++++ SOURCE MATERIAL

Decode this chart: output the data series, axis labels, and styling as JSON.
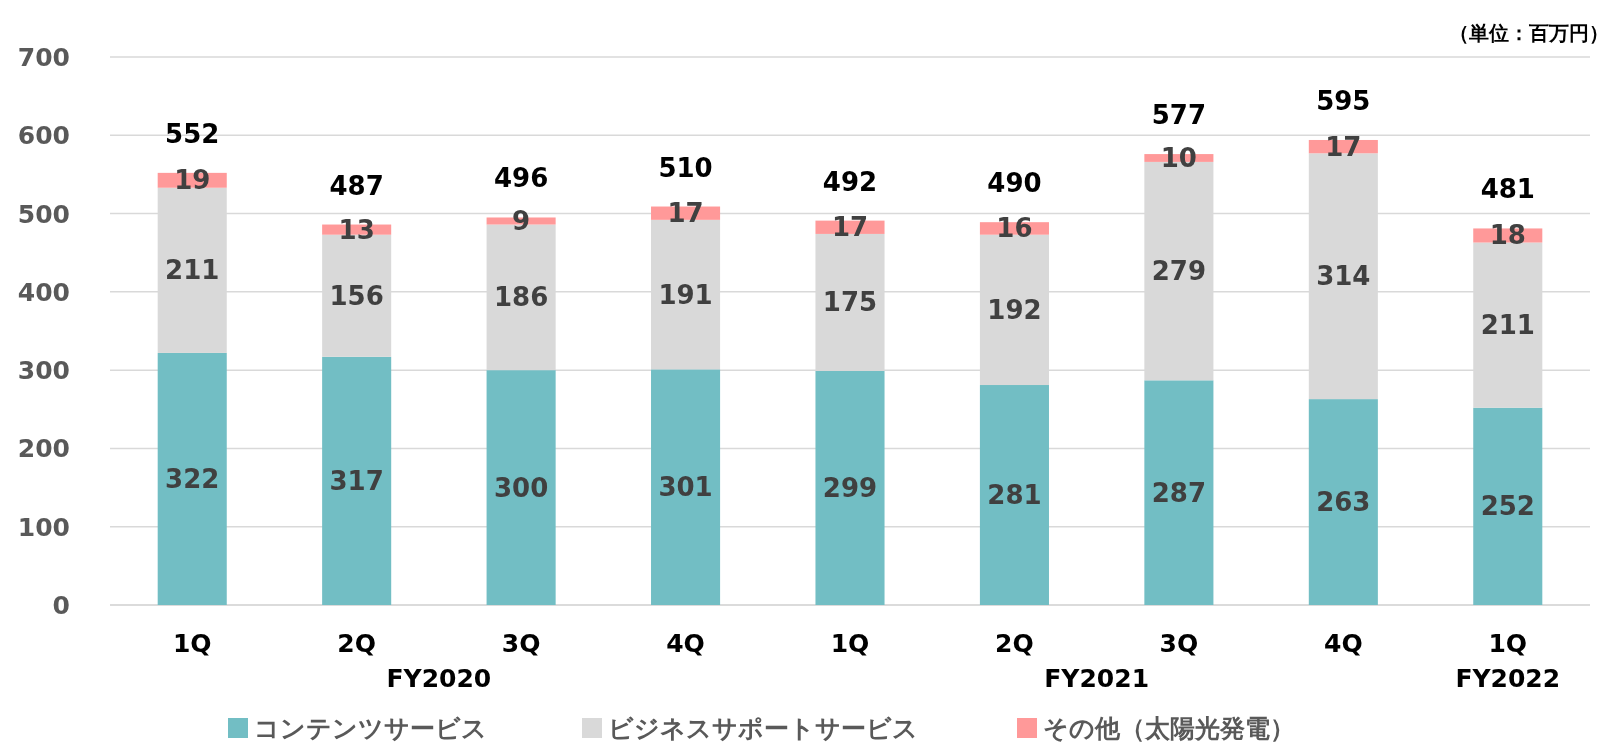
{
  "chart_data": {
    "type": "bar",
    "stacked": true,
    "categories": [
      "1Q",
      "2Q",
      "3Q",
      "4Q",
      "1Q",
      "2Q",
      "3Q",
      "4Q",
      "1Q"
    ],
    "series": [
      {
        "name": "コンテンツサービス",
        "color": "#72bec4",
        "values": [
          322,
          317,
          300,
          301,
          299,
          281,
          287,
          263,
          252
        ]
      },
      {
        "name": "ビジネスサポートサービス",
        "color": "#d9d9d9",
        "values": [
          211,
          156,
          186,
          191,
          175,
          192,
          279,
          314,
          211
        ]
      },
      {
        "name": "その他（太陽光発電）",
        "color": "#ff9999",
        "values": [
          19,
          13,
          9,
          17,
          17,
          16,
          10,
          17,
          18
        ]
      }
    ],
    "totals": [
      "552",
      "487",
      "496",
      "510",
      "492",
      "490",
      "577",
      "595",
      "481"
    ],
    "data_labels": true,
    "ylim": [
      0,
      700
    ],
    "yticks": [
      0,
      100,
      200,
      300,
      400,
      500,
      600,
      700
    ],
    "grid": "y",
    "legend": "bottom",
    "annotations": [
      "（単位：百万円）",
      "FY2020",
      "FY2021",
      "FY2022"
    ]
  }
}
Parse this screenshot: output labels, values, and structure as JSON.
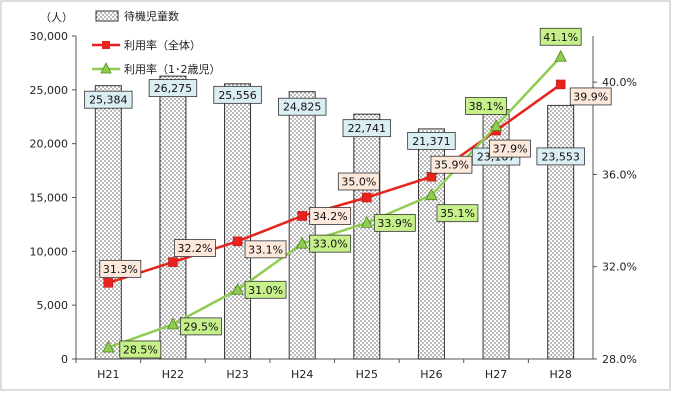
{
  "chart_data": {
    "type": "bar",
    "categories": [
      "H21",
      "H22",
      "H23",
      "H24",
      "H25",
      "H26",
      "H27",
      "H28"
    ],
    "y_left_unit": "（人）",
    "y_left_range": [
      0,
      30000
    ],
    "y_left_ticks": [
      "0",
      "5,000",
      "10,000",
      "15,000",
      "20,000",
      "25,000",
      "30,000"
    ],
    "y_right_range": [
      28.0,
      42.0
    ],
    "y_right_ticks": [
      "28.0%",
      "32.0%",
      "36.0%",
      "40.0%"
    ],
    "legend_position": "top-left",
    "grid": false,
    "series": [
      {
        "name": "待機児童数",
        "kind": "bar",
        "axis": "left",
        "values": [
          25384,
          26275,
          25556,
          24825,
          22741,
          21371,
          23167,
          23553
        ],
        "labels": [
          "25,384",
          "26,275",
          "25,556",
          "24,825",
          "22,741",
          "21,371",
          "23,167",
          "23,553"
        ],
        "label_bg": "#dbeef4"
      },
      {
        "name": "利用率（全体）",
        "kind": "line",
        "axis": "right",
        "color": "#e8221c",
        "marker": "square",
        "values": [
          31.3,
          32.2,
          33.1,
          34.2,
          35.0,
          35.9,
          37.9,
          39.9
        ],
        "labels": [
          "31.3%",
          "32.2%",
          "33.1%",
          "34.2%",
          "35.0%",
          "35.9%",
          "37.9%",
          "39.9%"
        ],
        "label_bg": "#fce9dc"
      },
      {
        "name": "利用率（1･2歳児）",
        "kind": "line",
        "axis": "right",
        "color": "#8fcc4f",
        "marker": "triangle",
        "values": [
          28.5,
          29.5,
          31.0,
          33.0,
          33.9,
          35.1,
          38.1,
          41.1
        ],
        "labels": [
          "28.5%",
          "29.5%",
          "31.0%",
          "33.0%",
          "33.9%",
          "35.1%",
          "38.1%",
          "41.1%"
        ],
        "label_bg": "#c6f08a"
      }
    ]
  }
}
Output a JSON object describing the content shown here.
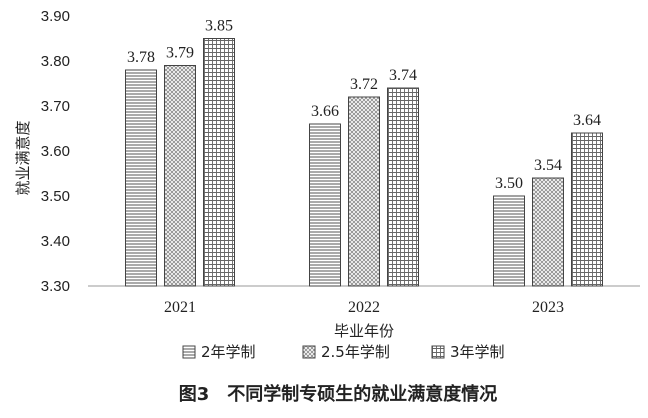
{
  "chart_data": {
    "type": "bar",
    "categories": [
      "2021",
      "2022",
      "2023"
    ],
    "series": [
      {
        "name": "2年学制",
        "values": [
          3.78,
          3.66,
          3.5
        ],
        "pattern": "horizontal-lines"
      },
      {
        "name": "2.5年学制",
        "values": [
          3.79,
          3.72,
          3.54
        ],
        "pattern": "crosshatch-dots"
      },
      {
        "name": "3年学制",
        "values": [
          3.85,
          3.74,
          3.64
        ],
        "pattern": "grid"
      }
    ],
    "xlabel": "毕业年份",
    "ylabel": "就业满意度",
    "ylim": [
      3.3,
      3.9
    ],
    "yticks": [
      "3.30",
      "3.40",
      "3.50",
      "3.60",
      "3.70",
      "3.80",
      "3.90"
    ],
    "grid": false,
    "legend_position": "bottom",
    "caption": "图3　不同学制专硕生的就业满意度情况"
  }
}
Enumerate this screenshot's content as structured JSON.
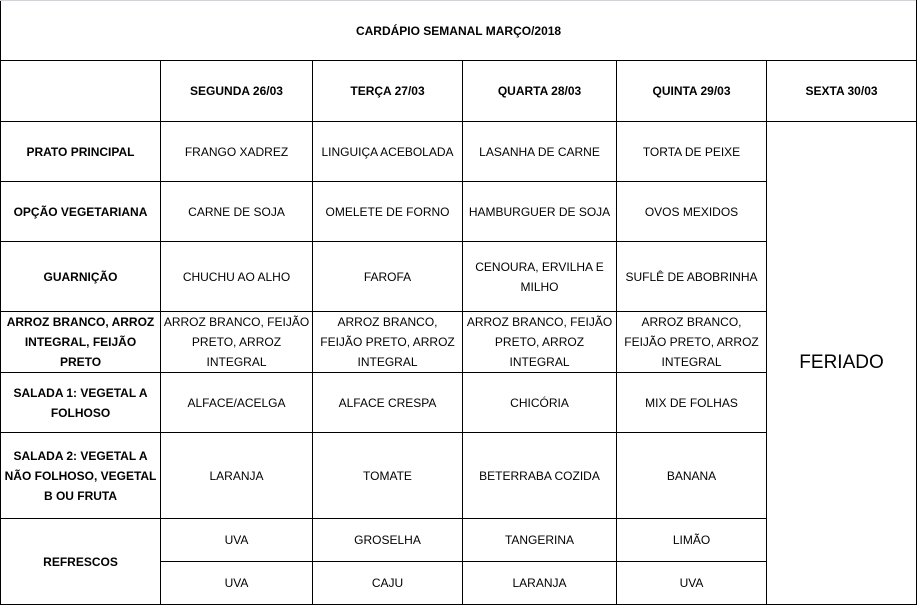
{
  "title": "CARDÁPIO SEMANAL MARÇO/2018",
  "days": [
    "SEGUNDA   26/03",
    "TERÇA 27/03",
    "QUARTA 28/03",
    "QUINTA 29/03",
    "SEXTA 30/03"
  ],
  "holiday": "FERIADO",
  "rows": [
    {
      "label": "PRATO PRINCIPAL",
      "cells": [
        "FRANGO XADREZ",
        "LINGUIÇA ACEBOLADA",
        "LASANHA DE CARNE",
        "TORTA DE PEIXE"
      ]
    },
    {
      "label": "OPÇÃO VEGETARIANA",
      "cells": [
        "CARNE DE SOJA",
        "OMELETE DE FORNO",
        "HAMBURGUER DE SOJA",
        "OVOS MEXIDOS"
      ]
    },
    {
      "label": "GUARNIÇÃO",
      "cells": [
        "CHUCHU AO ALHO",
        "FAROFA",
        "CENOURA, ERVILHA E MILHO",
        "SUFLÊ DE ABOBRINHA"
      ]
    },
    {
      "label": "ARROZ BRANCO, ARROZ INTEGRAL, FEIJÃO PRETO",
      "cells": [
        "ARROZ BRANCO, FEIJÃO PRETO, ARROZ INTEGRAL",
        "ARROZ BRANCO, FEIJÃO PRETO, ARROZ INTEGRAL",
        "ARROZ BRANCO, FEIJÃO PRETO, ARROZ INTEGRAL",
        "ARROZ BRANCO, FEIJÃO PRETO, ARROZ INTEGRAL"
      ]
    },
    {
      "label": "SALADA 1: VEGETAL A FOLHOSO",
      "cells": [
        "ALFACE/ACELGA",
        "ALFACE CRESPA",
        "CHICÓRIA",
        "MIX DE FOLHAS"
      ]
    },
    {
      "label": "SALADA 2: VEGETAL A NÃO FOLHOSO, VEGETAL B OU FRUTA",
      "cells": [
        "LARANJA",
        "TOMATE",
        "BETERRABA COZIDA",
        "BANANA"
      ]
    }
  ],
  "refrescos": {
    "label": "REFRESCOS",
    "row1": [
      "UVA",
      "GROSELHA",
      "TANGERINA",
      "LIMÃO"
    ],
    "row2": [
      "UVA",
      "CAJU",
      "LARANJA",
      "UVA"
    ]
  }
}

++++++++

▶ [WHAT NEEDS TO BE DONE] Leave the pictures out and output the rest of the listing exactly.

▶ [ANSWER TO THE PROBLEM]
Decode this chart: output the data series, axis labels, and styling as JSON.
{
  "chart_data": {
    "type": "bar",
    "stacked": true,
    "categories": [
      "1Q",
      "2Q",
      "3Q",
      "4Q",
      "1Q",
      "2Q",
      "3Q",
      "4Q",
      "1Q"
    ],
    "series": [
      {
        "name": "コンテンツサービス",
        "color": "#72bec4",
        "values": [
          322,
          317,
          300,
          301,
          299,
          281,
          287,
          263,
          252
        ]
      },
      {
        "name": "ビジネスサポートサービス",
        "color": "#d9d9d9",
        "values": [
          211,
          156,
          186,
          191,
          175,
          192,
          279,
          314,
          211
        ]
      },
      {
        "name": "その他（太陽光発電）",
        "color": "#ff9999",
        "values": [
          19,
          13,
          9,
          17,
          17,
          16,
          10,
          17,
          18
        ]
      }
    ],
    "totals": [
      "552",
      "487",
      "496",
      "510",
      "492",
      "490",
      "577",
      "595",
      "481"
    ],
    "data_labels": true,
    "ylim": [
      0,
      700
    ],
    "yticks": [
      0,
      100,
      200,
      300,
      400,
      500,
      600,
      700
    ],
    "grid": "y",
    "legend": "bottom",
    "annotations": [
      "（単位：百万円）",
      "FY2020",
      "FY2021",
      "FY2022"
    ]
  }
}
Parse this screenshot: output labels, values, and structure as JSON.
{
  "chart_data": {
    "type": "bar",
    "categories": [
      "H21",
      "H22",
      "H23",
      "H24",
      "H25",
      "H26",
      "H27",
      "H28"
    ],
    "y_left_unit": "（人）",
    "y_left_range": [
      0,
      30000
    ],
    "y_left_ticks": [
      "0",
      "5,000",
      "10,000",
      "15,000",
      "20,000",
      "25,000",
      "30,000"
    ],
    "y_right_range": [
      28.0,
      42.0
    ],
    "y_right_ticks": [
      "28.0%",
      "32.0%",
      "36.0%",
      "40.0%"
    ],
    "legend_position": "top-left",
    "grid": false,
    "series": [
      {
        "name": "待機児童数",
        "kind": "bar",
        "axis": "left",
        "values": [
          25384,
          26275,
          25556,
          24825,
          22741,
          21371,
          23167,
          23553
        ],
        "labels": [
          "25,384",
          "26,275",
          "25,556",
          "24,825",
          "22,741",
          "21,371",
          "23,167",
          "23,553"
        ],
        "label_bg": "#dbeef4"
      },
      {
        "name": "利用率（全体）",
        "kind": "line",
        "axis": "right",
        "color": "#e8221c",
        "marker": "square",
        "values": [
          31.3,
          32.2,
          33.1,
          34.2,
          35.0,
          35.9,
          37.9,
          39.9
        ],
        "labels": [
          "31.3%",
          "32.2%",
          "33.1%",
          "34.2%",
          "35.0%",
          "35.9%",
          "37.9%",
          "39.9%"
        ],
        "label_bg": "#fce9dc"
      },
      {
        "name": "利用率（1･2歳児）",
        "kind": "line",
        "axis": "right",
        "color": "#8fcc4f",
        "marker": "triangle",
        "values": [
          28.5,
          29.5,
          31.0,
          33.0,
          33.9,
          35.1,
          38.1,
          41.1
        ],
        "labels": [
          "28.5%",
          "29.5%",
          "31.0%",
          "33.0%",
          "33.9%",
          "35.1%",
          "38.1%",
          "41.1%"
        ],
        "label_bg": "#c6f08a"
      }
    ]
  }
}
Output a JSON object describing the content shown here.
{
  "chart_data": {
    "type": "bar",
    "categories": [
      "2021",
      "2022",
      "2023"
    ],
    "series": [
      {
        "name": "2年学制",
        "values": [
          3.78,
          3.66,
          3.5
        ],
        "pattern": "horizontal-lines"
      },
      {
        "name": "2.5年学制",
        "values": [
          3.79,
          3.72,
          3.54
        ],
        "pattern": "crosshatch-dots"
      },
      {
        "name": "3年学制",
        "values": [
          3.85,
          3.74,
          3.64
        ],
        "pattern": "grid"
      }
    ],
    "xlabel": "毕业年份",
    "ylabel": "就业满意度",
    "ylim": [
      3.3,
      3.9
    ],
    "yticks": [
      "3.30",
      "3.40",
      "3.50",
      "3.60",
      "3.70",
      "3.80",
      "3.90"
    ],
    "grid": false,
    "legend_position": "bottom",
    "caption": "图3　不同学制专硕生的就业满意度情况"
  }
}
Enumerate this screenshot's content as structured JSON.
{
  "title": "CARDÁPIO SEMANAL MARÇO/2018",
  "days": [
    "SEGUNDA   26/03",
    "TERÇA 27/03",
    "QUARTA 28/03",
    "QUINTA 29/03",
    "SEXTA 30/03"
  ],
  "holiday": "FERIADO",
  "rows": [
    {
      "label": "PRATO PRINCIPAL",
      "cells": [
        "FRANGO XADREZ",
        "LINGUIÇA ACEBOLADA",
        "LASANHA DE CARNE",
        "TORTA DE PEIXE"
      ]
    },
    {
      "label": "OPÇÃO VEGETARIANA",
      "cells": [
        "CARNE DE SOJA",
        "OMELETE DE FORNO",
        "HAMBURGUER DE SOJA",
        "OVOS MEXIDOS"
      ]
    },
    {
      "label": "GUARNIÇÃO",
      "cells": [
        "CHUCHU AO ALHO",
        "FAROFA",
        "CENOURA, ERVILHA E MILHO",
        "SUFLÊ DE ABOBRINHA"
      ]
    },
    {
      "label": "ARROZ BRANCO, ARROZ INTEGRAL, FEIJÃO PRETO",
      "cells": [
        "ARROZ BRANCO, FEIJÃO PRETO, ARROZ INTEGRAL",
        "ARROZ BRANCO, FEIJÃO PRETO, ARROZ INTEGRAL",
        "ARROZ BRANCO, FEIJÃO PRETO, ARROZ INTEGRAL",
        "ARROZ BRANCO, FEIJÃO PRETO, ARROZ INTEGRAL"
      ]
    },
    {
      "label": "SALADA 1: VEGETAL A FOLHOSO",
      "cells": [
        "ALFACE/ACELGA",
        "ALFACE CRESPA",
        "CHICÓRIA",
        "MIX DE FOLHAS"
      ]
    },
    {
      "label": "SALADA 2: VEGETAL A NÃO FOLHOSO, VEGETAL B OU FRUTA",
      "cells": [
        "LARANJA",
        "TOMATE",
        "BETERRABA COZIDA",
        "BANANA"
      ]
    }
  ],
  "refrescos": {
    "label": "REFRESCOS",
    "row1": [
      "UVA",
      "GROSELHA",
      "TANGERINA",
      "LIMÃO"
    ],
    "row2": [
      "UVA",
      "CAJU",
      "LARANJA",
      "UVA"
    ]
  }
}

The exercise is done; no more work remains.